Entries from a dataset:
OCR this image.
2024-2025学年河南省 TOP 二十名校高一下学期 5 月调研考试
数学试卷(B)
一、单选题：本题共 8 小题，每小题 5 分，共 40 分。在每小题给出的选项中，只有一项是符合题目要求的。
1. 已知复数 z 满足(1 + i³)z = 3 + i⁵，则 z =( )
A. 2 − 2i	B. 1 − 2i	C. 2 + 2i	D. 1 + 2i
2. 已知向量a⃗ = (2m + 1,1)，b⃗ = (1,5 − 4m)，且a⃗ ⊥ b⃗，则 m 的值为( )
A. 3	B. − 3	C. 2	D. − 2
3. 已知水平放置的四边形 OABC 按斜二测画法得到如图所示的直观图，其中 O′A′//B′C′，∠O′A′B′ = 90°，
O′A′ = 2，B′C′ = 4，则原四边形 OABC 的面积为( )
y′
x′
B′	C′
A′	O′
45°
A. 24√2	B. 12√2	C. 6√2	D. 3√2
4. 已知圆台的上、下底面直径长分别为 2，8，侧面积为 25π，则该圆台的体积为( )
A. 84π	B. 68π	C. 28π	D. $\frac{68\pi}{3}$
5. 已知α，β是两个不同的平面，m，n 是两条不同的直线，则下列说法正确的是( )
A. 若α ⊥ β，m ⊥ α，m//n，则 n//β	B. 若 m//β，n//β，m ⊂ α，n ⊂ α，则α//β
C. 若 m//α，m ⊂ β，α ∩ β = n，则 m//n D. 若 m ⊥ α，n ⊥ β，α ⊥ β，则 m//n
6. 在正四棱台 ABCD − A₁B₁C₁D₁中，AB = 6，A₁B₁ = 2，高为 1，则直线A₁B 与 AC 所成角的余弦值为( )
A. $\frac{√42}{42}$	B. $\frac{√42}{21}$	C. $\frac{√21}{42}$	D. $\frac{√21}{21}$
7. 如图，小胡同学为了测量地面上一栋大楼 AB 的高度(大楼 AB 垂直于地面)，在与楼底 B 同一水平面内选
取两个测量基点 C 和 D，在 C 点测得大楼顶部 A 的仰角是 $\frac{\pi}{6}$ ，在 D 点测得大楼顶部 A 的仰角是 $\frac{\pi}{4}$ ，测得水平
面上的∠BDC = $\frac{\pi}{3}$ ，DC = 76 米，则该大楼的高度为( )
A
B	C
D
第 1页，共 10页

---

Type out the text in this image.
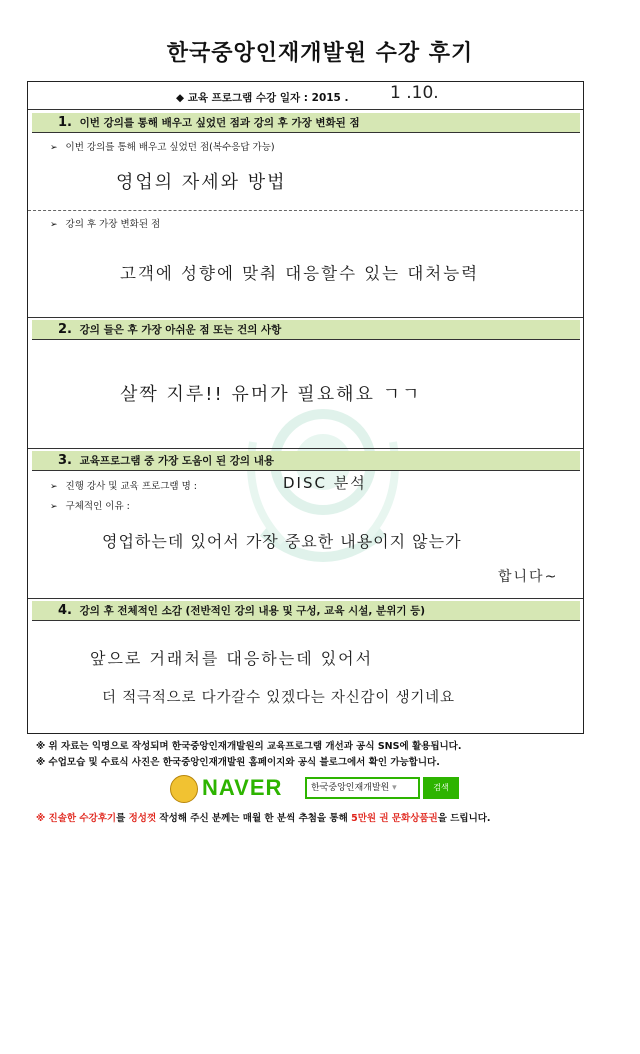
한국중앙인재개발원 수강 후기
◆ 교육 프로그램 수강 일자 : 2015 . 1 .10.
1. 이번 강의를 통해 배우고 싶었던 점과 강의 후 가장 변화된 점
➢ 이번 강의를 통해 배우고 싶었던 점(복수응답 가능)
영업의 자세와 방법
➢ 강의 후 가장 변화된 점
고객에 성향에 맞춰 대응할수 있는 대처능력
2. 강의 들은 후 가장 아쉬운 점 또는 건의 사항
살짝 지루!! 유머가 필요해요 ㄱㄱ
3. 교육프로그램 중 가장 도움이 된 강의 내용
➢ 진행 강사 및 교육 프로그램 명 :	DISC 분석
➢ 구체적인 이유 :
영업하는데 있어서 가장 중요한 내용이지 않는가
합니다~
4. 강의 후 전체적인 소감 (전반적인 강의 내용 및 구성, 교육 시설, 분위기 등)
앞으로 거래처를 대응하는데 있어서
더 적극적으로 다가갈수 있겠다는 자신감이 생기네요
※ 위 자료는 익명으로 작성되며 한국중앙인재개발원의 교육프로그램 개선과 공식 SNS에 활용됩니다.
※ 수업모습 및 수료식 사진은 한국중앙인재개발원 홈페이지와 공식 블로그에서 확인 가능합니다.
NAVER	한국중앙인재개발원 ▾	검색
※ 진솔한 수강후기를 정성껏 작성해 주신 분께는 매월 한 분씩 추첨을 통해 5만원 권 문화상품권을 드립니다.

-- PROBLEM TO SOLVE --
Show all lines from the data above in which the word "image" appears.

-- WRITTEN SOLUTION --
OCR this image.
Type out the text in this image.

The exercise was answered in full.